## Data shown
++++++++

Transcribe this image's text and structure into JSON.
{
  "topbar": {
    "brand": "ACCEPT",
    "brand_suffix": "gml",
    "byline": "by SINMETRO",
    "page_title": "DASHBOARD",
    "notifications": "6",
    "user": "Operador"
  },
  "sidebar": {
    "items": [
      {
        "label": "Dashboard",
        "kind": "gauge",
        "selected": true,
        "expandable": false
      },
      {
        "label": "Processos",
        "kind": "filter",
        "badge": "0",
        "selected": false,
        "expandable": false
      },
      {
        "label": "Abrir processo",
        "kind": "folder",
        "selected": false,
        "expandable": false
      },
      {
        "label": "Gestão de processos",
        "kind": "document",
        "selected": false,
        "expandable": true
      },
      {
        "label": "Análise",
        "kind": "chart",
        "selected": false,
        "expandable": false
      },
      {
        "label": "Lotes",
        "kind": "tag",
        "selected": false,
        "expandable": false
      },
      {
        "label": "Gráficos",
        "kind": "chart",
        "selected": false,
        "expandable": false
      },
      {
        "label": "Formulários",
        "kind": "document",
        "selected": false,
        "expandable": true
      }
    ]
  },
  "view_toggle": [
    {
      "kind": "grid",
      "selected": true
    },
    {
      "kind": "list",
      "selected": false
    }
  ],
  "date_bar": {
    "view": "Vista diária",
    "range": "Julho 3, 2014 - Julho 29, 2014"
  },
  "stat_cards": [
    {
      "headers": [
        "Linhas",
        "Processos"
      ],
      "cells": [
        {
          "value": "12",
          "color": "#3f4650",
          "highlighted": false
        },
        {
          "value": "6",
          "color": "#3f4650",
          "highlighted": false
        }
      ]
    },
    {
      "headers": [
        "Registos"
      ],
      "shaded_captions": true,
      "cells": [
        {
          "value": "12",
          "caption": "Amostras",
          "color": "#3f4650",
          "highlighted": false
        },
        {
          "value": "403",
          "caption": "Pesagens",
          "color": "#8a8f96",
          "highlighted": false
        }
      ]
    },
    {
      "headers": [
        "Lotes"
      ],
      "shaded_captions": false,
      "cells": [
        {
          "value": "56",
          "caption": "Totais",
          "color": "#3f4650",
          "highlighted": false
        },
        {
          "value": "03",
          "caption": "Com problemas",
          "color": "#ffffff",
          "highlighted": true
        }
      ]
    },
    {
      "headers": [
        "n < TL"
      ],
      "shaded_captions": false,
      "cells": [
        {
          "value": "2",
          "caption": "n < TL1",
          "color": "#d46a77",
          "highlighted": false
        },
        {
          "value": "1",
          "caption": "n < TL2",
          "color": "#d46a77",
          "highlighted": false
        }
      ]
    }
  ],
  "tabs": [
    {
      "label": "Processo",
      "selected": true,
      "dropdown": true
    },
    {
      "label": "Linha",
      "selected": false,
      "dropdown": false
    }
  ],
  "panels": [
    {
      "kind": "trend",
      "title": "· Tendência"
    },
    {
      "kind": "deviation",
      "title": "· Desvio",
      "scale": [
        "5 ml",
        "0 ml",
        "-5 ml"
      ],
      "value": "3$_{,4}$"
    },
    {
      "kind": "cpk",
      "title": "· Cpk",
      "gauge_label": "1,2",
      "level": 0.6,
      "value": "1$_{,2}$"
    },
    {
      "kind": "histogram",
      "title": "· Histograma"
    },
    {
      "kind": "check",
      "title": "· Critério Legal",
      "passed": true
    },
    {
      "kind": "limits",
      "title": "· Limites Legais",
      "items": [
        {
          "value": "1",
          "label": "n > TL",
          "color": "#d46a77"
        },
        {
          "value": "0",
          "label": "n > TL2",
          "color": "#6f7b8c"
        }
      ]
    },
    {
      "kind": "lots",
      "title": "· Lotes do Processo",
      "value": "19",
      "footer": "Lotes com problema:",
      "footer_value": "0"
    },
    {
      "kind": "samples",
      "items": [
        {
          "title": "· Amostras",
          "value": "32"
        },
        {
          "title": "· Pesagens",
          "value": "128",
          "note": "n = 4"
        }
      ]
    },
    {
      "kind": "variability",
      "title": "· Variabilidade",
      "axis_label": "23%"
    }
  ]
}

++++++++

Transcribe each entry exactly.

Transcribe this image's text and structure into JSON.
{
  "topbar": {
    "brand": "ACCEPT",
    "brand_suffix": "gml",
    "byline": "by SINMETRO",
    "page_title": "DASHBOARD",
    "notifications": "6",
    "user": "Operador"
  },
  "sidebar": {
    "items": [
      {
        "label": "Dashboard",
        "kind": "gauge",
        "selected": true,
        "expandable": false
      },
      {
        "label": "Processos",
        "kind": "filter",
        "badge": "0",
        "selected": false,
        "expandable": false
      },
      {
        "label": "Abrir processo",
        "kind": "folder",
        "selected": false,
        "expandable": false
      },
      {
        "label": "Gestão de processos",
        "kind": "document",
        "selected": false,
        "expandable": true
      },
      {
        "label": "Análise",
        "kind": "chart",
        "selected": false,
        "expandable": false
      },
      {
        "label": "Lotes",
        "kind": "tag",
        "selected": false,
        "expandable": false
      },
      {
        "label": "Gráficos",
        "kind": "chart",
        "selected": false,
        "expandable": false
      },
      {
        "label": "Formulários",
        "kind": "document",
        "selected": false,
        "expandable": true
      }
    ]
  },
  "view_toggle": [
    {
      "kind": "grid",
      "selected": true
    },
    {
      "kind": "list",
      "selected": false
    }
  ],
  "date_bar": {
    "view": "Vista diária",
    "range": "Julho 3, 2014 - Julho 29, 2014"
  },
  "stat_cards": [
    {
      "headers": [
        "Linhas",
        "Processos"
      ],
      "cells": [
        {
          "value": "12",
          "color": "#3f4650",
          "highlighted": false
        },
        {
          "value": "6",
          "color": "#3f4650",
          "highlighted": false
        }
      ]
    },
    {
      "headers": [
        "Registos"
      ],
      "shaded_captions": true,
      "cells": [
        {
          "value": "12",
          "caption": "Amostras",
          "color": "#3f4650",
          "highlighted": false
        },
        {
          "value": "403",
          "caption": "Pesagens",
          "color": "#8a8f96",
          "highlighted": false
        }
      ]
    },
    {
      "headers": [
        "Lotes"
      ],
      "shaded_captions": false,
      "cells": [
        {
          "value": "56",
          "caption": "Totais",
          "color": "#3f4650",
          "highlighted": false
        },
        {
          "value": "03",
          "caption": "Com problemas",
          "color": "#ffffff",
          "highlighted": true
        }
      ]
    },
    {
      "headers": [
        "n < TL"
      ],
      "shaded_captions": false,
      "cells": [
        {
          "value": "2",
          "caption": "n < TL1",
          "color": "#d46a77",
          "highlighted": false
        },
        {
          "value": "1",
          "caption": "n < TL2",
          "color": "#d46a77",
          "highlighted": false
        }
      ]
    }
  ],
  "tabs": [
    {
      "label": "Processo",
      "selected": true,
      "dropdown": true
    },
    {
      "label": "Linha",
      "selected": false,
      "dropdown": false
    }
  ],
  "panels": [
    {
      "kind": "trend",
      "title": "· Tendência"
    },
    {
      "kind": "deviation",
      "title": "· Desvio",
      "scale": [
        "5 ml",
        "0 ml",
        "-5 ml"
      ],
      "value": "3$_{,4}$"
    },
    {
      "kind": "cpk",
      "title": "· Cpk",
      "gauge_label": "1,2",
      "level": 0.6,
      "value": "1$_{,2}$"
    },
    {
      "kind": "histogram",
      "title": "· Histograma"
    },
    {
      "kind": "check",
      "title": "· Critério Legal",
      "passed": true
    },
    {
      "kind": "limits",
      "title": "· Limites Legais",
      "items": [
        {
          "value": "1",
          "label": "n > TL",
          "color": "#d46a77"
        },
        {
          "value": "0",
          "label": "n > TL2",
          "color": "#6f7b8c"
        }
      ]
    },
    {
      "kind": "lots",
      "title": "· Lotes do Processo",
      "value": "19",
      "footer": "Lotes com problema:",
      "footer_value": "0"
    },
    {
      "kind": "samples",
      "items": [
        {
          "title": "· Amostras",
          "value": "32"
        },
        {
          "title": "· Pesagens",
          "value": "128",
          "note": "n = 4"
        }
      ]
    },
    {
      "kind": "variability",
      "title": "· Variabilidade",
      "axis_label": "23%"
    }
  ]
}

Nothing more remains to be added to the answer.